DIRECTION:
Would you restate all the data that follows, word for word?

################

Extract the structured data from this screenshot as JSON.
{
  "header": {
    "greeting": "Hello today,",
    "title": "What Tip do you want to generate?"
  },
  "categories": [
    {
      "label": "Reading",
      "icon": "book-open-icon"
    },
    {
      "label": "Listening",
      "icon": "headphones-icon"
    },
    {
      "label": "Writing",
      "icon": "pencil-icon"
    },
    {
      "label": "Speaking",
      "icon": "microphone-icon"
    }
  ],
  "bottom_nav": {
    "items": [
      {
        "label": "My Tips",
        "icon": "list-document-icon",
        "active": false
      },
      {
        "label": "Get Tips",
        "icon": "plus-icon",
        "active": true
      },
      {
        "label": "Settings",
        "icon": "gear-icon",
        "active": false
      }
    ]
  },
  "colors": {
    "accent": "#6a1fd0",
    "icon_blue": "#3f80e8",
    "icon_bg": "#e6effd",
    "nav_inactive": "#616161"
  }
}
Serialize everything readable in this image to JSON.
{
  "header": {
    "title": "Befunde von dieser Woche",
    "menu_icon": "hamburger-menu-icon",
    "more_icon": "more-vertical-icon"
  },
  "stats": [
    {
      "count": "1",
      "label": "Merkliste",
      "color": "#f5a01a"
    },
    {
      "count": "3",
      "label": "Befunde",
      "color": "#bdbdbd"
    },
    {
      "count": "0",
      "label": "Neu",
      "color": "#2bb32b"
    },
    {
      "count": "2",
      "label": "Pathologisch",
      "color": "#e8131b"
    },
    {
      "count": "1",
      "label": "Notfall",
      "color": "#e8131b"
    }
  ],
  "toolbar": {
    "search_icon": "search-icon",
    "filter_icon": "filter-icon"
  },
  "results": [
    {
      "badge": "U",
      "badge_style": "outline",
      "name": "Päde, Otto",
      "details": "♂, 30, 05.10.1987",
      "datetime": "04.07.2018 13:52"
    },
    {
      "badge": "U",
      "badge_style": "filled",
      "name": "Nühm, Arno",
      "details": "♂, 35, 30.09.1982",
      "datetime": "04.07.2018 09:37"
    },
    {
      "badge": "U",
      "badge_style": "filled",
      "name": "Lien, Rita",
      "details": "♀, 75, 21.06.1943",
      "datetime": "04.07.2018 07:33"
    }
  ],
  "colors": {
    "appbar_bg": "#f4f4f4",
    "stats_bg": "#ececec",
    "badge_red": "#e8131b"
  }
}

################

TASK SOLUTION:
Extract the structured data from this screenshot as JSON.
{
  "header": {
    "greeting": "Hello today,",
    "title": "What Tip do you want to generate?"
  },
  "categories": [
    {
      "label": "Reading",
      "icon": "book-open-icon"
    },
    {
      "label": "Listening",
      "icon": "headphones-icon"
    },
    {
      "label": "Writing",
      "icon": "pencil-icon"
    },
    {
      "label": "Speaking",
      "icon": "microphone-icon"
    }
  ],
  "bottom_nav": {
    "items": [
      {
        "label": "My Tips",
        "icon": "list-document-icon",
        "active": false
      },
      {
        "label": "Get Tips",
        "icon": "plus-icon",
        "active": true
      },
      {
        "label": "Settings",
        "icon": "gear-icon",
        "active": false
      }
    ]
  },
  "colors": {
    "accent": "#6a1fd0",
    "icon_blue": "#3f80e8",
    "icon_bg": "#e6effd",
    "nav_inactive": "#616161"
  }
}
Serialize everything readable in this image to JSON.
{
  "header": {
    "title": "Befunde von dieser Woche",
    "menu_icon": "hamburger-menu-icon",
    "more_icon": "more-vertical-icon"
  },
  "stats": [
    {
      "count": "1",
      "label": "Merkliste",
      "color": "#f5a01a"
    },
    {
      "count": "3",
      "label": "Befunde",
      "color": "#bdbdbd"
    },
    {
      "count": "0",
      "label": "Neu",
      "color": "#2bb32b"
    },
    {
      "count": "2",
      "label": "Pathologisch",
      "color": "#e8131b"
    },
    {
      "count": "1",
      "label": "Notfall",
      "color": "#e8131b"
    }
  ],
  "toolbar": {
    "search_icon": "search-icon",
    "filter_icon": "filter-icon"
  },
  "results": [
    {
      "badge": "U",
      "badge_style": "outline",
      "name": "Päde, Otto",
      "details": "♂, 30, 05.10.1987",
      "datetime": "04.07.2018 13:52"
    },
    {
      "badge": "U",
      "badge_style": "filled",
      "name": "Nühm, Arno",
      "details": "♂, 35, 30.09.1982",
      "datetime": "04.07.2018 09:37"
    },
    {
      "badge": "U",
      "badge_style": "filled",
      "name": "Lien, Rita",
      "details": "♀, 75, 21.06.1943",
      "datetime": "04.07.2018 07:33"
    }
  ],
  "colors": {
    "appbar_bg": "#f4f4f4",
    "stats_bg": "#ececec",
    "badge_red": "#e8131b"
  }
}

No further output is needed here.